TASK GOAL = Copy out each line of the material in which the word "JSON" appears.

--- Start of EXCERPTED DATA ---

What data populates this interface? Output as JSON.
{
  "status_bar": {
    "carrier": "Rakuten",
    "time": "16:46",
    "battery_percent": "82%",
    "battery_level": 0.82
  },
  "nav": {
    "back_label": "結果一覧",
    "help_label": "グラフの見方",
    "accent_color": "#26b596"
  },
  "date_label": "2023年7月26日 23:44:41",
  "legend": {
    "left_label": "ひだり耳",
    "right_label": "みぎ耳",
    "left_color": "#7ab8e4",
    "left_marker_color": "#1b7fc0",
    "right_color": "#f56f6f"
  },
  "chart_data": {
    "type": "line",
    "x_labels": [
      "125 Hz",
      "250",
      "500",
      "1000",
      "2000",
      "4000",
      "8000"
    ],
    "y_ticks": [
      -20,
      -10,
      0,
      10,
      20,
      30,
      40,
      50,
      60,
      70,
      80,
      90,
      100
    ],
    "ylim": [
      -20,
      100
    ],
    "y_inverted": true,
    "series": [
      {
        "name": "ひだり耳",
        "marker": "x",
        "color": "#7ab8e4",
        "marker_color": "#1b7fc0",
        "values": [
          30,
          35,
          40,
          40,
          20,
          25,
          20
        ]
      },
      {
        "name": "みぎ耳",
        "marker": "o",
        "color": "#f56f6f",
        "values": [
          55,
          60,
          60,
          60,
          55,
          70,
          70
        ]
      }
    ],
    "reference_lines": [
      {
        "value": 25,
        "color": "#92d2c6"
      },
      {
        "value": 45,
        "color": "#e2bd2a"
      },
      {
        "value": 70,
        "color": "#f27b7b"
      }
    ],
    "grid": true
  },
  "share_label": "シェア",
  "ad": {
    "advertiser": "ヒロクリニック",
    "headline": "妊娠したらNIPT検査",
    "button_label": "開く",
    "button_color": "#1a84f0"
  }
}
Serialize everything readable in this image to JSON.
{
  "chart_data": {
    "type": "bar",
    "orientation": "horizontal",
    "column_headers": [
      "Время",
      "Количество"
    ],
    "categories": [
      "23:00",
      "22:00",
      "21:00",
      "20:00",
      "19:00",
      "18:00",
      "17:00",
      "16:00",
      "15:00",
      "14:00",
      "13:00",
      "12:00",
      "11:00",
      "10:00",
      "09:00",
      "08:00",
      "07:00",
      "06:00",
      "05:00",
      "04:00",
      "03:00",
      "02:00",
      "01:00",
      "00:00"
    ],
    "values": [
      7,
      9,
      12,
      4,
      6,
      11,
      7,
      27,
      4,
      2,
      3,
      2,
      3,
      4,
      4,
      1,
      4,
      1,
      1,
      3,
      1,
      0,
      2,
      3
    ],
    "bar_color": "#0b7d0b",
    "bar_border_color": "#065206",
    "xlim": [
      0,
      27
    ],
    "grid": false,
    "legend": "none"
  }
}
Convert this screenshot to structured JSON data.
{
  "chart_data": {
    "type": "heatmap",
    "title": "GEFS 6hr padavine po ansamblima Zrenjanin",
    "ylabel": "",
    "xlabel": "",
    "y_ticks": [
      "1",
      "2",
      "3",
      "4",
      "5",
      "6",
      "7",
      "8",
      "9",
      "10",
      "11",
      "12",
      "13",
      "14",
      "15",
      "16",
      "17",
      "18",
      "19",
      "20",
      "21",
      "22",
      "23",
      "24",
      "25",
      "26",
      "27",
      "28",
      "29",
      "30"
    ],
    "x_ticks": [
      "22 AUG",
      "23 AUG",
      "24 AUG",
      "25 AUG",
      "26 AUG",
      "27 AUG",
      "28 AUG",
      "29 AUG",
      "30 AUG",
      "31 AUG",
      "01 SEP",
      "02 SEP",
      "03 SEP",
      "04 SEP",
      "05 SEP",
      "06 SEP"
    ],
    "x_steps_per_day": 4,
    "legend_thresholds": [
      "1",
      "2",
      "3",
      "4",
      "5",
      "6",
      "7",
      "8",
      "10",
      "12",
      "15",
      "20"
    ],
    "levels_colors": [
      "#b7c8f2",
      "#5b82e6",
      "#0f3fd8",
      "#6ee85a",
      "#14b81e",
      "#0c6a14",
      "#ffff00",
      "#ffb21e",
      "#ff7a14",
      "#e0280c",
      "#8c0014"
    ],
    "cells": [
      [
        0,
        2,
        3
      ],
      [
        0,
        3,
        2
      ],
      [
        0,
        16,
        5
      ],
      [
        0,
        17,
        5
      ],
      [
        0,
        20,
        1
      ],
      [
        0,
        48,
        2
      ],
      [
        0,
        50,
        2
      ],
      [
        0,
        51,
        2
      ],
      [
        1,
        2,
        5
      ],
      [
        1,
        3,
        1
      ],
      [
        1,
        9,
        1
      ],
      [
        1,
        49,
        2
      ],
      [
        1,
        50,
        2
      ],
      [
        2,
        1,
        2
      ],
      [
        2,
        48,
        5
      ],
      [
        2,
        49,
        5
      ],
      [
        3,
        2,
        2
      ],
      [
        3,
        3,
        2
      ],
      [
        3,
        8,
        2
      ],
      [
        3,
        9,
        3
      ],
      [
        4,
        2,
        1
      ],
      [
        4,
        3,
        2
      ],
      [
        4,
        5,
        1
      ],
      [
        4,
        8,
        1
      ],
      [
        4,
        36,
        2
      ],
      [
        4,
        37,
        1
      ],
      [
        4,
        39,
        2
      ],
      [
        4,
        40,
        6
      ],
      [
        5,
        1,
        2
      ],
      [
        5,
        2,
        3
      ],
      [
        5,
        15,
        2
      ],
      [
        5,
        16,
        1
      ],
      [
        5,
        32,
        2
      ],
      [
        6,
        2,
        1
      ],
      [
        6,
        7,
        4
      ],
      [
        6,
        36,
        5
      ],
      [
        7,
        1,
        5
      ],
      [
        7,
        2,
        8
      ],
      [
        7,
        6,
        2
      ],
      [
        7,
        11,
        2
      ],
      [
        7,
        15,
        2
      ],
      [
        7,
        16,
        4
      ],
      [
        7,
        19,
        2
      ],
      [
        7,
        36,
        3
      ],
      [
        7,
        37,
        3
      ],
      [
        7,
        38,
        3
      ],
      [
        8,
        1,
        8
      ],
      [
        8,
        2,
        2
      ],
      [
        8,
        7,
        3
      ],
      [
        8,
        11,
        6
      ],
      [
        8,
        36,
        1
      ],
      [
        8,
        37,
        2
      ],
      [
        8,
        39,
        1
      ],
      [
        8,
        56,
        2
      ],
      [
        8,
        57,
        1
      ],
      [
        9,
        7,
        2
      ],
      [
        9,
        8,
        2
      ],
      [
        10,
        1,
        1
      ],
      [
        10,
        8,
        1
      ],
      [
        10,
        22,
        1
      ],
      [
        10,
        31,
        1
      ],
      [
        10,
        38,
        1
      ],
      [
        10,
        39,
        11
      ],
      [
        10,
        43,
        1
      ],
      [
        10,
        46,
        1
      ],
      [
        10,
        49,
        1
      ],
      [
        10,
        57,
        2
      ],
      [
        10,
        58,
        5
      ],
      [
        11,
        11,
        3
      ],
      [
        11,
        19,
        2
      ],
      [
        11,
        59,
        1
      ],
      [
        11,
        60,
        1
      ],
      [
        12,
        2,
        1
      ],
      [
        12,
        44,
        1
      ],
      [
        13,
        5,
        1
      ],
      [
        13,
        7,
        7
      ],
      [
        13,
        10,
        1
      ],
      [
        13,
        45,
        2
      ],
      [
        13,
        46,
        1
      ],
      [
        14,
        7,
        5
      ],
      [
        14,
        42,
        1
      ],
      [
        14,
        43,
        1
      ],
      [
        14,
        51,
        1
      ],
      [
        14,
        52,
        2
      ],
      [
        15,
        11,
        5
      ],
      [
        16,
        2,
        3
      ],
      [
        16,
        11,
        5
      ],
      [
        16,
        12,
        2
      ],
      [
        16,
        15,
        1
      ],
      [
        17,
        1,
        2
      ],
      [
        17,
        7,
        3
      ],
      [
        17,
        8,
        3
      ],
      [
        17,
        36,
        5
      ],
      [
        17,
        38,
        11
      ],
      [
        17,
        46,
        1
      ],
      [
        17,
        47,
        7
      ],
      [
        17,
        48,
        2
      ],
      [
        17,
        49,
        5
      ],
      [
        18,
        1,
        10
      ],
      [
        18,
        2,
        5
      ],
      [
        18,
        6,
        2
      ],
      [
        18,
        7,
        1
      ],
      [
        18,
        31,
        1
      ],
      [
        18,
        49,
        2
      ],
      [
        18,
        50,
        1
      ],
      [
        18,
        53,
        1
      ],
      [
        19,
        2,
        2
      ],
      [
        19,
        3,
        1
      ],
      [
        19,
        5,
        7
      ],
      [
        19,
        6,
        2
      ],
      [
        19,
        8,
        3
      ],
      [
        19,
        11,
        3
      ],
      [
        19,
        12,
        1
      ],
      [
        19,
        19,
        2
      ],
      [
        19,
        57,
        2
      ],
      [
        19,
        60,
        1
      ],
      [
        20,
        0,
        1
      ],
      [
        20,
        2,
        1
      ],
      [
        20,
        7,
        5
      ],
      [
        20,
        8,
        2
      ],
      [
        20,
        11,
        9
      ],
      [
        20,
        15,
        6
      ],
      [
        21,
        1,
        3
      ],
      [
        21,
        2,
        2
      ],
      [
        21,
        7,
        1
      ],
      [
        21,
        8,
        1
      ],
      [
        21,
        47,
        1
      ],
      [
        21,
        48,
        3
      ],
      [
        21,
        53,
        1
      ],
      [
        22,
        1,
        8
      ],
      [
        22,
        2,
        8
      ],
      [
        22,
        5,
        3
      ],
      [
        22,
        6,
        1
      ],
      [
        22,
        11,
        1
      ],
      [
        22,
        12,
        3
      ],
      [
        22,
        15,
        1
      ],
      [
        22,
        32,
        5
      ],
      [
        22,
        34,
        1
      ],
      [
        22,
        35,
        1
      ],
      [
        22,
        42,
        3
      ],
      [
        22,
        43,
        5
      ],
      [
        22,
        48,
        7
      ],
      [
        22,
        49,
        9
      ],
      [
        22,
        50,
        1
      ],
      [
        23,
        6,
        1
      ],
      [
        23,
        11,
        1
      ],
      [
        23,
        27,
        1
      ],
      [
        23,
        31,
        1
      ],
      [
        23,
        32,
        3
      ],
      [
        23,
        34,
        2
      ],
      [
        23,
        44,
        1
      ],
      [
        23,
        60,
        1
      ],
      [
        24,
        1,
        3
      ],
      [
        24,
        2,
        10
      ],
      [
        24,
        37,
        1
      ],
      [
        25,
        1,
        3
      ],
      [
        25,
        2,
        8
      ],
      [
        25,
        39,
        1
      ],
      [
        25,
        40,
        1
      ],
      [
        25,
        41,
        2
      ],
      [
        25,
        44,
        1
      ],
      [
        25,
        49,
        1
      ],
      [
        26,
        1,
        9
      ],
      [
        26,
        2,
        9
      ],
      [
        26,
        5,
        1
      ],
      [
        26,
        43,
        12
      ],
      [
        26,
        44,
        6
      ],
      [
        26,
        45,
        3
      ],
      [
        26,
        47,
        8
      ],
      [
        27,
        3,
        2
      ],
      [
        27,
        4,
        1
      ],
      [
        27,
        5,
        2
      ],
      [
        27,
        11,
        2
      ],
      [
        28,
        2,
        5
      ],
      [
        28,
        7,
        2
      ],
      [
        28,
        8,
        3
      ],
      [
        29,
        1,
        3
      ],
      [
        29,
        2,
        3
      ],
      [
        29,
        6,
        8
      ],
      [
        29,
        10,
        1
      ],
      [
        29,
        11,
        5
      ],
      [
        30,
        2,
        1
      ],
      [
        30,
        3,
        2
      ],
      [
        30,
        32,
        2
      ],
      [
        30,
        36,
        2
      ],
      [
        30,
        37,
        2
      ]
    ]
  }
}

--- End of EXCERPTED DATA ---

SOLUTION TO THIS PROBLEM =
What data populates this interface? Output as JSON.
Serialize everything readable in this image to JSON.
Convert this screenshot to structured JSON data.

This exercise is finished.